Transcribe every entry below word for word, but skip the pictures.

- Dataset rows

[Start]

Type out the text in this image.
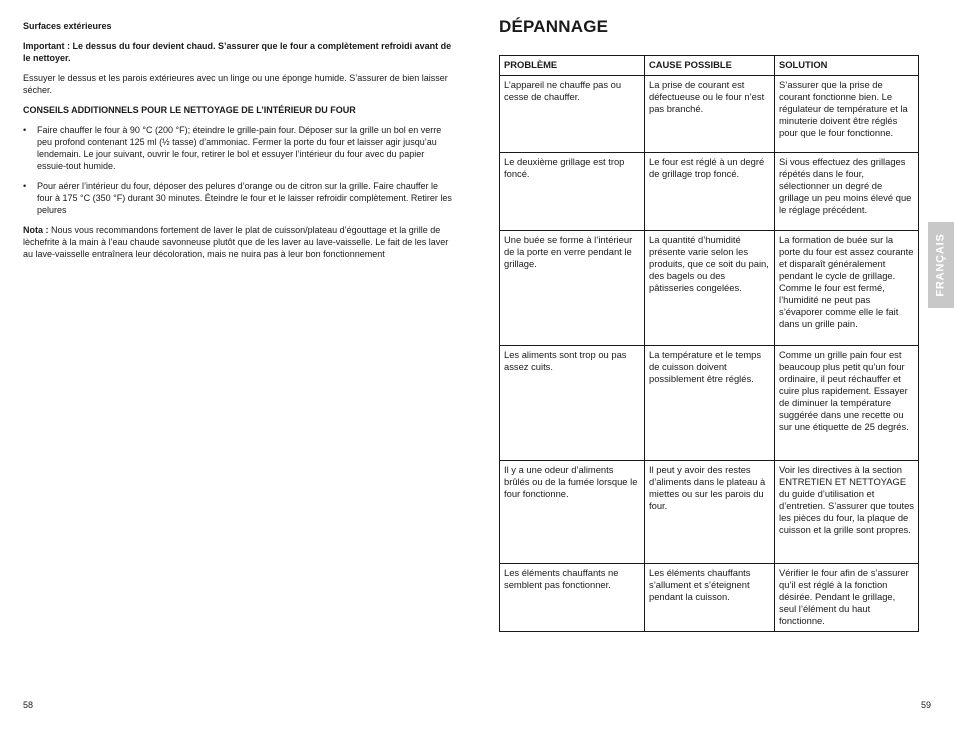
Surfaces extérieures

Important : Le dessus du four devient chaud. S’assurer que le four a complètement refroidi avant de le nettoyer.

Essuyer le dessus et les parois extérieures avec un linge ou une éponge humide. S’assurer de bien laisser sécher.

CONSEILS ADDITIONNELS POUR LE NETTOYAGE DE L’INTÉRIEUR DU FOUR

• Faire chauffer le four à 90 °C (200 °F); éteindre le grille-pain four. Déposer sur la grille un bol en verre peu profond contenant 125 ml (½ tasse) d’ammoniac. Fermer la porte du four et laisser agir jusqu’au lendemain. Le jour suivant, ouvrir le four, retirer le bol et essuyer l’intérieur du four avec du papier essuie-tout humide.
• Pour aérer l’intérieur du four, déposer des pelures d’orange ou de citron sur la grille. Faire chauffer le four à 175 °C (350 °F) durant 30 minutes. Éteindre le four et le laisser refroidir complètement. Retirer les pelures

Nota : Nous vous recommandons fortement de laver le plat de cuisson/plateau d’égouttage et la grille de lèchefrite à la main à l’eau chaude savonneuse plutôt que de les laver au lave-vaisselle. Le fait de les laver au lave-vaisselle entraînera leur décoloration, mais ne nuira pas à leur bon fonctionnement

58
DÉPANNAGE
PROBLÈME	CAUSE POSSIBLE	SOLUTION
L’appareil ne chauffe pas ou cesse de chauffer.	La prise de courant est défectueuse ou le four n’est pas branché.	S’assurer que la prise de courant fonctionne bien. Le régulateur de température et la minuterie doivent être réglés pour que le four fonctionne.
Le deuxième grillage est trop foncé.	Le four est réglé à un degré de grillage trop foncé.	Si vous effectuez des grillages répétés dans le four, sélectionner un degré de grillage un peu moins élevé que le réglage précédent.
Une buée se forme à l’intérieur de la porte en verre pendant le grillage.	La quantité d’humidité présente varie selon les produits, que ce soit du pain, des bagels ou des pâtisseries congelées.	La formation de buée sur la porte du four est assez courante et disparaît généralement pendant le cycle de grillage. Comme le four est fermé, l’humidité ne peut pas s’évaporer comme elle le fait dans un grille pain.
Les aliments sont trop ou pas assez cuits.	La température et le temps de cuisson doivent possiblement être réglés.	Comme un grille pain four est beaucoup plus petit qu’un four ordinaire, il peut réchauffer et cuire plus rapidement. Essayer de diminuer la température suggérée dans une recette ou sur une étiquette de 25 degrés.
Il y a une odeur d’aliments brûlés ou de la fumée lorsque le four fonctionne.	Il peut y avoir des restes d’aliments dans le plateau à miettes ou sur les parois du four.	Voir les directives à la section ENTRETIEN ET NETTOYAGE du guide d’utilisation et d’entretien. S’assurer que toutes les pièces du four, la plaque de cuisson et la grille sont propres.
Les éléments chauffants ne semblent pas fonctionner.	Les éléments chauffants s’allument et s’éteignent pendant la cuisson.	Vérifier le four afin de s’assurer qu’il est réglé à la fonction désirée. Pendant le grillage, seul l’élément du haut fonctionne.
FRANÇAIS
59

[End]

- RESPONSE
Type out the text in this image.
Surfaces extérieures

Important : Le dessus du four devient chaud. S’assurer que le four a complètement refroidi avant de le nettoyer.

Essuyer le dessus et les parois extérieures avec un linge ou une éponge humide. S’assurer de bien laisser sécher.

CONSEILS ADDITIONNELS POUR LE NETTOYAGE DE L’INTÉRIEUR DU FOUR

• Faire chauffer le four à 90 °C (200 °F); éteindre le grille-pain four. Déposer sur la grille un bol en verre peu profond contenant 125 ml (½ tasse) d’ammoniac. Fermer la porte du four et laisser agir jusqu’au lendemain. Le jour suivant, ouvrir le four, retirer le bol et essuyer l’intérieur du four avec du papier essuie-tout humide.
• Pour aérer l’intérieur du four, déposer des pelures d’orange ou de citron sur la grille. Faire chauffer le four à 175 °C (350 °F) durant 30 minutes. Éteindre le four et le laisser refroidir complètement. Retirer les pelures

Nota : Nous vous recommandons fortement de laver le plat de cuisson/plateau d’égouttage et la grille de lèchefrite à la main à l’eau chaude savonneuse plutôt que de les laver au lave-vaisselle. Le fait de les laver au lave-vaisselle entraînera leur décoloration, mais ne nuira pas à leur bon fonctionnement

58
DÉPANNAGE
PROBLÈME	CAUSE POSSIBLE	SOLUTION
L’appareil ne chauffe pas ou cesse de chauffer.	La prise de courant est défectueuse ou le four n’est pas branché.	S’assurer que la prise de courant fonctionne bien. Le régulateur de température et la minuterie doivent être réglés pour que le four fonctionne.
Le deuxième grillage est trop foncé.	Le four est réglé à un degré de grillage trop foncé.	Si vous effectuez des grillages répétés dans le four, sélectionner un degré de grillage un peu moins élevé que le réglage précédent.
Une buée se forme à l’intérieur de la porte en verre pendant le grillage.	La quantité d’humidité présente varie selon les produits, que ce soit du pain, des bagels ou des pâtisseries congelées.	La formation de buée sur la porte du four est assez courante et disparaît généralement pendant le cycle de grillage. Comme le four est fermé, l’humidité ne peut pas s’évaporer comme elle le fait dans un grille pain.
Les aliments sont trop ou pas assez cuits.	La température et le temps de cuisson doivent possiblement être réglés.	Comme un grille pain four est beaucoup plus petit qu’un four ordinaire, il peut réchauffer et cuire plus rapidement. Essayer de diminuer la température suggérée dans une recette ou sur une étiquette de 25 degrés.
Il y a une odeur d’aliments brûlés ou de la fumée lorsque le four fonctionne.	Il peut y avoir des restes d’aliments dans le plateau à miettes ou sur les parois du four.	Voir les directives à la section ENTRETIEN ET NETTOYAGE du guide d’utilisation et d’entretien. S’assurer que toutes les pièces du four, la plaque de cuisson et la grille sont propres.
Les éléments chauffants ne semblent pas fonctionner.	Les éléments chauffants s’allument et s’éteignent pendant la cuisson.	Vérifier le four afin de s’assurer qu’il est réglé à la fonction désirée. Pendant le grillage, seul l’élément du haut fonctionne.
FRANÇAIS
59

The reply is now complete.